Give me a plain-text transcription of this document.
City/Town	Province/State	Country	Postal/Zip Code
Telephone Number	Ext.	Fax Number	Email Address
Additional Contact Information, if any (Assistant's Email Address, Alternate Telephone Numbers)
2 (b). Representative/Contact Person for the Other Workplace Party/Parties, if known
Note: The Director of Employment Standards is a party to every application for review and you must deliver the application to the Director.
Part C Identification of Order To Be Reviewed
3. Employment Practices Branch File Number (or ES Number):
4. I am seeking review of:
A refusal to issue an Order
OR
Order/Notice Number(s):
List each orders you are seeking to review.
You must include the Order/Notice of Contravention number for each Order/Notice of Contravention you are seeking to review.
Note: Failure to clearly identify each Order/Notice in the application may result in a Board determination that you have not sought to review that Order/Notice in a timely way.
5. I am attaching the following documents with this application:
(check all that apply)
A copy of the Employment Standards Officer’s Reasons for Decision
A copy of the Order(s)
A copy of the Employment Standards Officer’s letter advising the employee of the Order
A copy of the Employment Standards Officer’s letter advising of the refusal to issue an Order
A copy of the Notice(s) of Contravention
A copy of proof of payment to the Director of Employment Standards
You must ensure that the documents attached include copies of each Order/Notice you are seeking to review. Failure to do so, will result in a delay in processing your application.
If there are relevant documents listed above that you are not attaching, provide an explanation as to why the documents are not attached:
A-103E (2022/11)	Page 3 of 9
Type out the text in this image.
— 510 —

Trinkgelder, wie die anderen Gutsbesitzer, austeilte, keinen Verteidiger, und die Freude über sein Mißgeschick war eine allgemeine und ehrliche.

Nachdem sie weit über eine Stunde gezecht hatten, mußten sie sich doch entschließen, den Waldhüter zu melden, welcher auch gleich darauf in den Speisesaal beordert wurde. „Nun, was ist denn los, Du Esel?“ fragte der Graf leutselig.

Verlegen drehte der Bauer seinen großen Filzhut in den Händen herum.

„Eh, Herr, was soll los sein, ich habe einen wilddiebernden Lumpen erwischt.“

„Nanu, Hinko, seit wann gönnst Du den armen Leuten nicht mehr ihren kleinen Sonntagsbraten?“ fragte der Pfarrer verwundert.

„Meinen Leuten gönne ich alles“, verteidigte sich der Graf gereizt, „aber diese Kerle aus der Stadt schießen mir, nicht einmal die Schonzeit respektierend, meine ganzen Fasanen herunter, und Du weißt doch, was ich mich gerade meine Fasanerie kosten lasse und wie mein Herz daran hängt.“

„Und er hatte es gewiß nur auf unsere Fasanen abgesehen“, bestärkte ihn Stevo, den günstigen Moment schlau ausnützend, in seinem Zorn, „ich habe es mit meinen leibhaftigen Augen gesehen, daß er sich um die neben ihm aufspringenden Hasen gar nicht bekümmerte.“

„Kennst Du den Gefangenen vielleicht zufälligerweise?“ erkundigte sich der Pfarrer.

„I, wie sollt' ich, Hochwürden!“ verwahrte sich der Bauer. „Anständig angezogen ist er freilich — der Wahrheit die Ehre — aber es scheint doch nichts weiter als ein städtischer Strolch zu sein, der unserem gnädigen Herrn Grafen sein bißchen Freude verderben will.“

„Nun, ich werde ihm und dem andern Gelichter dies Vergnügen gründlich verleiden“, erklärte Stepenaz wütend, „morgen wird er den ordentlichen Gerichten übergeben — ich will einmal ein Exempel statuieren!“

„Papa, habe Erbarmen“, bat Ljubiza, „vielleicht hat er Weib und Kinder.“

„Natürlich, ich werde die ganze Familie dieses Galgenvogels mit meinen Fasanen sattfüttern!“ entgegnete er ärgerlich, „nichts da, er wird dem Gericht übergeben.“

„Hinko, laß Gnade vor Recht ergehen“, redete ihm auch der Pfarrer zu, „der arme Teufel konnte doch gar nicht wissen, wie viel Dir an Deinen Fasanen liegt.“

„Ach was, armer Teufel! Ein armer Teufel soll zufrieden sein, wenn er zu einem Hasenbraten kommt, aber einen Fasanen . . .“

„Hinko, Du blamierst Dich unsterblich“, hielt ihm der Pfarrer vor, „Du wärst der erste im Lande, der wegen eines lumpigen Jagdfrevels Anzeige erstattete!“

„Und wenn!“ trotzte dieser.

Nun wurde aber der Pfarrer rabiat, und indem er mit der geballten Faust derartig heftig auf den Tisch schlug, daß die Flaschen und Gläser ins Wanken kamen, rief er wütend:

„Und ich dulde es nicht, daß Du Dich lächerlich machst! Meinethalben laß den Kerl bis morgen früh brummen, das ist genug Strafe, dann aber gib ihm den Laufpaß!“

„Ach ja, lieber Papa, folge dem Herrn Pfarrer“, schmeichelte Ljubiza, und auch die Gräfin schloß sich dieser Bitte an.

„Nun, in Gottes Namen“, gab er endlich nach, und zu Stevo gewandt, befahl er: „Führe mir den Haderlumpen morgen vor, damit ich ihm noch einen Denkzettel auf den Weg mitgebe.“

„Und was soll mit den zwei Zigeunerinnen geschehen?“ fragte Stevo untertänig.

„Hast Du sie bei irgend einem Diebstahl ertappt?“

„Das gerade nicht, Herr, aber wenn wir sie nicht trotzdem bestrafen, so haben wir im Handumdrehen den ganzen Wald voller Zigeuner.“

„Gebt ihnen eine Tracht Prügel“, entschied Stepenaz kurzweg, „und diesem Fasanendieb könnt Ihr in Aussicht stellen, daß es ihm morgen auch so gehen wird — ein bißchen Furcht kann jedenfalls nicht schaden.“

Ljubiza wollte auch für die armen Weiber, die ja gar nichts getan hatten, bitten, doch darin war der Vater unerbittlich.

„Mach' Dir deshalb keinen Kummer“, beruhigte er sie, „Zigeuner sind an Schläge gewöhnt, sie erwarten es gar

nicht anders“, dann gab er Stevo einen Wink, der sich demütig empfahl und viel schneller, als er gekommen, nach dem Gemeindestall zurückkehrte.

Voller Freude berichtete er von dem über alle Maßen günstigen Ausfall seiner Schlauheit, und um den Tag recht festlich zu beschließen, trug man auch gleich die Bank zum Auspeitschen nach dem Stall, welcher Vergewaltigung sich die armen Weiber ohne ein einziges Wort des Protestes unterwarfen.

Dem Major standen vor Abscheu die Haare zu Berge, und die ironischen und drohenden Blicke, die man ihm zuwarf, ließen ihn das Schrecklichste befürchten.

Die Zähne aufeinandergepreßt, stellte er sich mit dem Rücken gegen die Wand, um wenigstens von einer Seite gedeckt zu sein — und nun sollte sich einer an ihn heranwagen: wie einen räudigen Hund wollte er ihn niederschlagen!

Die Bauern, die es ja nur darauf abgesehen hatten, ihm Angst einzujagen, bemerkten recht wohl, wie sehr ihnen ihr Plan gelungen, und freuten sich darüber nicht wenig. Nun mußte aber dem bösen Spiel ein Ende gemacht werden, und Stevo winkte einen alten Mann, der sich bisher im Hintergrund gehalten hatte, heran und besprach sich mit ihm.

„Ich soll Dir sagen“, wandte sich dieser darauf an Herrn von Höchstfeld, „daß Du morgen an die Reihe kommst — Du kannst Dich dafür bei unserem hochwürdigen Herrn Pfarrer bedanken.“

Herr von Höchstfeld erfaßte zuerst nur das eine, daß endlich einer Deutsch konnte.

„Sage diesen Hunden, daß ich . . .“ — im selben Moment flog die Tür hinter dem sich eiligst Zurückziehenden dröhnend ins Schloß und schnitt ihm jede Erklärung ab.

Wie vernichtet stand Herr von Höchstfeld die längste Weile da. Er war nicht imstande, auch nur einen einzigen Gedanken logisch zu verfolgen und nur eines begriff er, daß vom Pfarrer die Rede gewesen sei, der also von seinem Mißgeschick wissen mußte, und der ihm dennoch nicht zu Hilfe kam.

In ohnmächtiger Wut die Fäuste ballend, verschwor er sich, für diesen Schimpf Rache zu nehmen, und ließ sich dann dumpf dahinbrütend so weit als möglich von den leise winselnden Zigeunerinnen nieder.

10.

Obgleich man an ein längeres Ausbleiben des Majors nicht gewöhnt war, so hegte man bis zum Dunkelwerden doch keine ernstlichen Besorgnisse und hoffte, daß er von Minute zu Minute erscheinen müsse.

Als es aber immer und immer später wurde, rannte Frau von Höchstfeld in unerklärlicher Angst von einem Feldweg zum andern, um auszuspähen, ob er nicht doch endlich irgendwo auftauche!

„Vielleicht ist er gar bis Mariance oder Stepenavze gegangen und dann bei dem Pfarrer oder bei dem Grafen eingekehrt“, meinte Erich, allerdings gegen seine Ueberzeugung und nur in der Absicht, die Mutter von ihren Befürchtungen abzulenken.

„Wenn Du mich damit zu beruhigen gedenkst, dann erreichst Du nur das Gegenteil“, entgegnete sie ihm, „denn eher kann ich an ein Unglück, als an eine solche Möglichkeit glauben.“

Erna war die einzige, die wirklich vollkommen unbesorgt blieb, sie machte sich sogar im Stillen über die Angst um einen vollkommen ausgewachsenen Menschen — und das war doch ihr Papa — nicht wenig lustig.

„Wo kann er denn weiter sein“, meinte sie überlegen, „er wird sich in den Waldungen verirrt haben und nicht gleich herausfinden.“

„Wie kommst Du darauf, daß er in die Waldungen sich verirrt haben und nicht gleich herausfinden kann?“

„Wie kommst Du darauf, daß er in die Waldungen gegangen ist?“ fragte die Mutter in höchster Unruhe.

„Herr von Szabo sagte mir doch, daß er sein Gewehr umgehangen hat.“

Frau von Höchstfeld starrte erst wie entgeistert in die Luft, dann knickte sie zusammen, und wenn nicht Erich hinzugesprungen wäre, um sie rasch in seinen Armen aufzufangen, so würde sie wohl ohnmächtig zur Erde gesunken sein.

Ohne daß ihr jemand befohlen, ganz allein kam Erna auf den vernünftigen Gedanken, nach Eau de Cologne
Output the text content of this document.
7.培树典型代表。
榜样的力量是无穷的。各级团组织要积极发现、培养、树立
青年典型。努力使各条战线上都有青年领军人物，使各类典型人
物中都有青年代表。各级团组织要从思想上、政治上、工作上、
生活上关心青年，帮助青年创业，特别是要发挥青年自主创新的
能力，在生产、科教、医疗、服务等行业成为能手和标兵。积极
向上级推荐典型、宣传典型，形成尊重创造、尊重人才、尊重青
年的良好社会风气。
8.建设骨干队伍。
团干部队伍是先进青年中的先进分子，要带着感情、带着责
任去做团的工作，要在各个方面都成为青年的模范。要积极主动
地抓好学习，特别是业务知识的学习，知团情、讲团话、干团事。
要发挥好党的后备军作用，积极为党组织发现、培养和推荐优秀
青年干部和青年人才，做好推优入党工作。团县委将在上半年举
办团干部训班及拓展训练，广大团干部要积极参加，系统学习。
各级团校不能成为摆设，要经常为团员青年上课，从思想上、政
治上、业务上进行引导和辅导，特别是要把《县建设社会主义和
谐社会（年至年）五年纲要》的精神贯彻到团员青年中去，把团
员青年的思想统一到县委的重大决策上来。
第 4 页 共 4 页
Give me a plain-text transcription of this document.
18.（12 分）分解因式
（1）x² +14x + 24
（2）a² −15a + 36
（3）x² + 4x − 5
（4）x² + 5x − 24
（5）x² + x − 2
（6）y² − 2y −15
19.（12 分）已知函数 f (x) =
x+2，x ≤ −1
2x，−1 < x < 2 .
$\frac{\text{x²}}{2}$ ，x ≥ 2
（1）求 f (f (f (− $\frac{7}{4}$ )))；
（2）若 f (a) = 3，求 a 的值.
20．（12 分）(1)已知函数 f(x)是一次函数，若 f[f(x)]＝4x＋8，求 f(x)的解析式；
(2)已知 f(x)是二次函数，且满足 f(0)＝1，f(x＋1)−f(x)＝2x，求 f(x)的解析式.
━━━━
__PROBLEM TO SOLVE__: Lines of the material that contain the word "advising" are to be gathered.

__EXERCISE SOLUTION__:
A copy of the Employment Standards Officer’s letter advising the employee of the Order
A copy of the Employment Standards Officer’s letter advising of the refusal to issue an Order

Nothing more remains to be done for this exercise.